The task:
From the listing below, extract every line in which the word "Governorate" appears.
********************
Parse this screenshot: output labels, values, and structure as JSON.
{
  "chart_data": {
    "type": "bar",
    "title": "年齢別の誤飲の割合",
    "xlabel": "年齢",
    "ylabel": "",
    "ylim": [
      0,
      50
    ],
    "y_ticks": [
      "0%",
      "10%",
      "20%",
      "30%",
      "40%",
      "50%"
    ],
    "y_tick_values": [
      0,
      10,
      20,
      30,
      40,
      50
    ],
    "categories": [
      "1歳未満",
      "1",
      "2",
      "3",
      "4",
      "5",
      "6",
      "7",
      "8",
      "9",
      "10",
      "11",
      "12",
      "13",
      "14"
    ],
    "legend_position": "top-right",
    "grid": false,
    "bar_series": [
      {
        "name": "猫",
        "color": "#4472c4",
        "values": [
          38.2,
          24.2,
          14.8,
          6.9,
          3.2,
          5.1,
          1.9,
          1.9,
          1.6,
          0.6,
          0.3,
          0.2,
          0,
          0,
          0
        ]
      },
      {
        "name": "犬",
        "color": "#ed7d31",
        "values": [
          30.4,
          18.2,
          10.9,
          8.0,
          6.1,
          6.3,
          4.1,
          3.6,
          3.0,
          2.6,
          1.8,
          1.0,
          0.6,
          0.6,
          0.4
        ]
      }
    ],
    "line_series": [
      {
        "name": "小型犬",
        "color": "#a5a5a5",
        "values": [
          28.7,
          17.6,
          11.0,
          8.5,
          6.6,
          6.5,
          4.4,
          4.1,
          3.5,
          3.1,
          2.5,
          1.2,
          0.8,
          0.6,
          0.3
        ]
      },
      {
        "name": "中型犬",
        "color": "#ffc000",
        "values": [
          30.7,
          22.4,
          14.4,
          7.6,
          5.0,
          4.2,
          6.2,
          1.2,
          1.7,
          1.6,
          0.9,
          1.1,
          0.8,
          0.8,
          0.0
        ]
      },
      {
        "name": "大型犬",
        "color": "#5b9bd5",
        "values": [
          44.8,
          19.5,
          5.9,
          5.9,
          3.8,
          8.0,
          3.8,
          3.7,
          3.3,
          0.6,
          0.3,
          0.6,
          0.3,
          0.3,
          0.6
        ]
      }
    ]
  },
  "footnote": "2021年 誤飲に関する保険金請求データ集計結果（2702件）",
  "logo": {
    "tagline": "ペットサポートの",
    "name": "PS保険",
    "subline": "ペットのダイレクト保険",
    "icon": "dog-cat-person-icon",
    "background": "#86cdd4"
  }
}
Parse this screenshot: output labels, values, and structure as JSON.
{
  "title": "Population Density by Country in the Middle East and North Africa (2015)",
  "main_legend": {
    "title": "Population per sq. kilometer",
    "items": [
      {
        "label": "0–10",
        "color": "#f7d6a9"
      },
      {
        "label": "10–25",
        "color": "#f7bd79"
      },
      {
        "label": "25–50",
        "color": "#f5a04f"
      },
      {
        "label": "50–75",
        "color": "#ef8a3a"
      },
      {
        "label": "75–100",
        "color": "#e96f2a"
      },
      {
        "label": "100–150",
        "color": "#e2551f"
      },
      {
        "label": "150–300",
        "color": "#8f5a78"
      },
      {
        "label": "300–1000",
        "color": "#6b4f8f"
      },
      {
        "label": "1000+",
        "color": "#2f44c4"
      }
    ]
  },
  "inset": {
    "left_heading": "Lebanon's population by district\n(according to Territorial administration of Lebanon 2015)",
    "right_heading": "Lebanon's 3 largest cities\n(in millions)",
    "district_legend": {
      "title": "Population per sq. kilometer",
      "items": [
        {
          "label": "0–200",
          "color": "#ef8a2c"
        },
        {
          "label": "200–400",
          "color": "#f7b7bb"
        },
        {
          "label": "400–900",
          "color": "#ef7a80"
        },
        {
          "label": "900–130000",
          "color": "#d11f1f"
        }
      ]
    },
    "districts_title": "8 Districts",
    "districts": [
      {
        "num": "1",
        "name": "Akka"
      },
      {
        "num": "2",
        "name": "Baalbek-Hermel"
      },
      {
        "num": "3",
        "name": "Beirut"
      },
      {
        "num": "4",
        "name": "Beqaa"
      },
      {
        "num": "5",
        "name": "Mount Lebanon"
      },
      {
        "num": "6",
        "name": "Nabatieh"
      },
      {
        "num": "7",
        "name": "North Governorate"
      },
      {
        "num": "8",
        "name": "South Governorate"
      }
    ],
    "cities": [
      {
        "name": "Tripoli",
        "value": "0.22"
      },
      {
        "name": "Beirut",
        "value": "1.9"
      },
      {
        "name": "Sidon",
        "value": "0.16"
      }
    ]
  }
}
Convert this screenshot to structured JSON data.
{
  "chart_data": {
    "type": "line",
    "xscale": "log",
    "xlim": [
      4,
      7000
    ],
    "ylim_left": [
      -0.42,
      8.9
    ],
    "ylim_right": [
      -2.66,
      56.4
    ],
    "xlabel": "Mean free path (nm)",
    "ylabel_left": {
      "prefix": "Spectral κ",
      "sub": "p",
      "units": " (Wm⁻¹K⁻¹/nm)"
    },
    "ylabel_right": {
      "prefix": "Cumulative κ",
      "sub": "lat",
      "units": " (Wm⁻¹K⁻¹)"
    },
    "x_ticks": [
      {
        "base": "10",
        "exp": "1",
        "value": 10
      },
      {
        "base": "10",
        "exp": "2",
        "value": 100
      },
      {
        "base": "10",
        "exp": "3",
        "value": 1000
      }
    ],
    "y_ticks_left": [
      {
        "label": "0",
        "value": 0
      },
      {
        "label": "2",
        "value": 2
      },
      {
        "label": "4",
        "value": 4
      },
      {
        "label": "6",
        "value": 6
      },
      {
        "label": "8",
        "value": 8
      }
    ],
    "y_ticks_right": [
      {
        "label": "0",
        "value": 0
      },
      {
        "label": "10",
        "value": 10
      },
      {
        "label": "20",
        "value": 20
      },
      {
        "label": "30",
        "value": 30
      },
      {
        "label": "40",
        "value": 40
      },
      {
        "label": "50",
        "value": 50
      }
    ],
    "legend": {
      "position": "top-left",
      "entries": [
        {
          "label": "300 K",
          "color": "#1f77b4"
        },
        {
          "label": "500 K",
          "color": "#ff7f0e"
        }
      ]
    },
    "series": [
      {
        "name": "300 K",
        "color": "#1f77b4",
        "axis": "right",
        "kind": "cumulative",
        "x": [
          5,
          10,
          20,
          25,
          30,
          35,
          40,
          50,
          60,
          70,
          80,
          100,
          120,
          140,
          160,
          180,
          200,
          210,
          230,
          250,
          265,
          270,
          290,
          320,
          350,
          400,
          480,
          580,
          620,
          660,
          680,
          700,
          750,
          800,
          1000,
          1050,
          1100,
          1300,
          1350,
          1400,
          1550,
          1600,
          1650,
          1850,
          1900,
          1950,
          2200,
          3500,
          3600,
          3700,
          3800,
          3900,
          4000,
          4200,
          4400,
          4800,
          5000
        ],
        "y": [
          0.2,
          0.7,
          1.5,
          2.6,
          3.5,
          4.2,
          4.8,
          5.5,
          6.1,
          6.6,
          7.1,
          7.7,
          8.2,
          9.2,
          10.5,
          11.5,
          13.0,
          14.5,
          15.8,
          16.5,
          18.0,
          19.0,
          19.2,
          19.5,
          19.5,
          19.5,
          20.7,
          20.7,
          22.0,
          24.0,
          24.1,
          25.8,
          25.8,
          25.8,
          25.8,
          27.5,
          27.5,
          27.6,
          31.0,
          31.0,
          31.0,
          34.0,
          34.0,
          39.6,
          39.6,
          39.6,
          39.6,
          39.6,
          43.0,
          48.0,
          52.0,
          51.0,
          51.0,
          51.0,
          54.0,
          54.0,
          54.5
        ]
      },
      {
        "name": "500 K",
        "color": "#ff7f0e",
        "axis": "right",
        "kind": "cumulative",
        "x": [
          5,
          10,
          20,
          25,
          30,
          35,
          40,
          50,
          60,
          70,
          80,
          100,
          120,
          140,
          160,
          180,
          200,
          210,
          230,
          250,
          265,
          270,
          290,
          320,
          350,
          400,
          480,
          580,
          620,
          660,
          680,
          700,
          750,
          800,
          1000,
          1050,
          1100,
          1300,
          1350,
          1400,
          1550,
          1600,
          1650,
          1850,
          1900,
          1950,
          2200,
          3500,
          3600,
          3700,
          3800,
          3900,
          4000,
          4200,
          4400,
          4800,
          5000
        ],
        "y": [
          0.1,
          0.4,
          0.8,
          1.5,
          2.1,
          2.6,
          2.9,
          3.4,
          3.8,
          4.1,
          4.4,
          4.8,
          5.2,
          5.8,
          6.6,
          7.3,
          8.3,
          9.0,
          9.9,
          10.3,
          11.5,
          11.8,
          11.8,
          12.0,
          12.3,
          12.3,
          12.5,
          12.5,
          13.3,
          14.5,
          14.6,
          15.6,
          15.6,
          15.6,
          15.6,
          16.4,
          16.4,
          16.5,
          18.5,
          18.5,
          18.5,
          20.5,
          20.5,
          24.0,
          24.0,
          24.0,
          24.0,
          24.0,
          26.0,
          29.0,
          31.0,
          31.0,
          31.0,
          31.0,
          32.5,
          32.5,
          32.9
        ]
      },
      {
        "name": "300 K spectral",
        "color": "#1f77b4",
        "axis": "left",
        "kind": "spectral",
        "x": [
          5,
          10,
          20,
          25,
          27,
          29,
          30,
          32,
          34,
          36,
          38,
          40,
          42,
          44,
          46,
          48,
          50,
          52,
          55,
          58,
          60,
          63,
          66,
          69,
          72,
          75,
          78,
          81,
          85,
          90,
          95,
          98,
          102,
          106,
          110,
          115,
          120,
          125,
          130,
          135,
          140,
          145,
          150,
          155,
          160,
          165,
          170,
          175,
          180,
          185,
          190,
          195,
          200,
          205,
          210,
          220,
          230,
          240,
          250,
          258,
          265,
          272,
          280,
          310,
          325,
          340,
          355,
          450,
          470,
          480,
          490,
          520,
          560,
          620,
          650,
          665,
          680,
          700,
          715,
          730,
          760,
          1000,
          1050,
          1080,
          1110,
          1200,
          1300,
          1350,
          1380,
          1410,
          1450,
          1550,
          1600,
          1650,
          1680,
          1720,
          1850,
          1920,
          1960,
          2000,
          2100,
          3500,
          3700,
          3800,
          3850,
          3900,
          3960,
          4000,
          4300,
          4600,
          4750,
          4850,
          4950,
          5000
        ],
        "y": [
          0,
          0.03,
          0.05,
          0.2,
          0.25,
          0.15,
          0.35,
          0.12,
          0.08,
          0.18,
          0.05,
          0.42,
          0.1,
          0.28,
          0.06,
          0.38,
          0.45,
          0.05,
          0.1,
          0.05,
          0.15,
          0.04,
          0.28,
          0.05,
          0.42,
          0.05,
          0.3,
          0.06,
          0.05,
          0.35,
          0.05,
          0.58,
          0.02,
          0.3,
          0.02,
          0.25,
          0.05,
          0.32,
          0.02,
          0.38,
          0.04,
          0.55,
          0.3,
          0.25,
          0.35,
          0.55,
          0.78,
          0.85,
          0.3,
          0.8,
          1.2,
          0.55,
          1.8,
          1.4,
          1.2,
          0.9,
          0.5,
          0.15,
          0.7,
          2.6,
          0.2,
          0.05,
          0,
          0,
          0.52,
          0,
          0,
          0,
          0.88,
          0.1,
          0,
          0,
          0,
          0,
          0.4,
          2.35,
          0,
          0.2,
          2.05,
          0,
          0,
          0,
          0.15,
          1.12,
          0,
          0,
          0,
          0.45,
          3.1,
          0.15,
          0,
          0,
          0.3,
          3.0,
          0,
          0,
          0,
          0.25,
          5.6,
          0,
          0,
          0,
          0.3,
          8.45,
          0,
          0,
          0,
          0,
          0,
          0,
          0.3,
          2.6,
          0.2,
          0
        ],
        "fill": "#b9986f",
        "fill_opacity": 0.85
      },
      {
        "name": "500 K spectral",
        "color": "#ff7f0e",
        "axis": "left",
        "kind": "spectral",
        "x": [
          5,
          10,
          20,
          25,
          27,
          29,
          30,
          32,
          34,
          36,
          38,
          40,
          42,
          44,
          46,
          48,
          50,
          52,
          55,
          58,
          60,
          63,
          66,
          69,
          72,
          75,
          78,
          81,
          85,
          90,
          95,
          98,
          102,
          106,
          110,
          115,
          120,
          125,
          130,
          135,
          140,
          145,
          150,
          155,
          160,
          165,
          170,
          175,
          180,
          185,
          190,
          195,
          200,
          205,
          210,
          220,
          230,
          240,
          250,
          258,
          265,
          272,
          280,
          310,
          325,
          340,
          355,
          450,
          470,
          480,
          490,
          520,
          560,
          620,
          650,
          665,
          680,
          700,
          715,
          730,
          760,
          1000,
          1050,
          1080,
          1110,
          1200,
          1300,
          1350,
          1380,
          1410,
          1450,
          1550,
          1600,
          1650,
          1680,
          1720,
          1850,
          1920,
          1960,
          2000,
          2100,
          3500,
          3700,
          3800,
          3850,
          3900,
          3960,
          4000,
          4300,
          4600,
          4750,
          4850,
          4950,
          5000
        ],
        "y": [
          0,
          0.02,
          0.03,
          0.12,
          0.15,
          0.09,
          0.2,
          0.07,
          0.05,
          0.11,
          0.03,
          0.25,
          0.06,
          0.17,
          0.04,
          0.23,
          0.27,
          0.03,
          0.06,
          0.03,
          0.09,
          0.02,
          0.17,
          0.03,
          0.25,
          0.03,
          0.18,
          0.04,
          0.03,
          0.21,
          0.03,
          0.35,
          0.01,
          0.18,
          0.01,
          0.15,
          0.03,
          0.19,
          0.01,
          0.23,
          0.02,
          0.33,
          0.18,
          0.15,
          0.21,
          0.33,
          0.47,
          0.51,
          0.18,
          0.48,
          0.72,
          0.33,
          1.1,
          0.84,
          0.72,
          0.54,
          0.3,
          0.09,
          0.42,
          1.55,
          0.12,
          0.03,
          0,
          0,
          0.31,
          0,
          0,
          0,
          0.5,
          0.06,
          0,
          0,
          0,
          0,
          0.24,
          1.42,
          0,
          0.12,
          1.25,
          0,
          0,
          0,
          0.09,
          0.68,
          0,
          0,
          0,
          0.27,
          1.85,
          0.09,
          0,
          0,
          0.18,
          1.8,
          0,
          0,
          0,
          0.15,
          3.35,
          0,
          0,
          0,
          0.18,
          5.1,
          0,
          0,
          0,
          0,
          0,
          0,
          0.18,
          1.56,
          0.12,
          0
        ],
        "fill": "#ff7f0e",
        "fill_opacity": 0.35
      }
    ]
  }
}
********************
Solution:
        "name": "North Governorate"
        "name": "South Governorate"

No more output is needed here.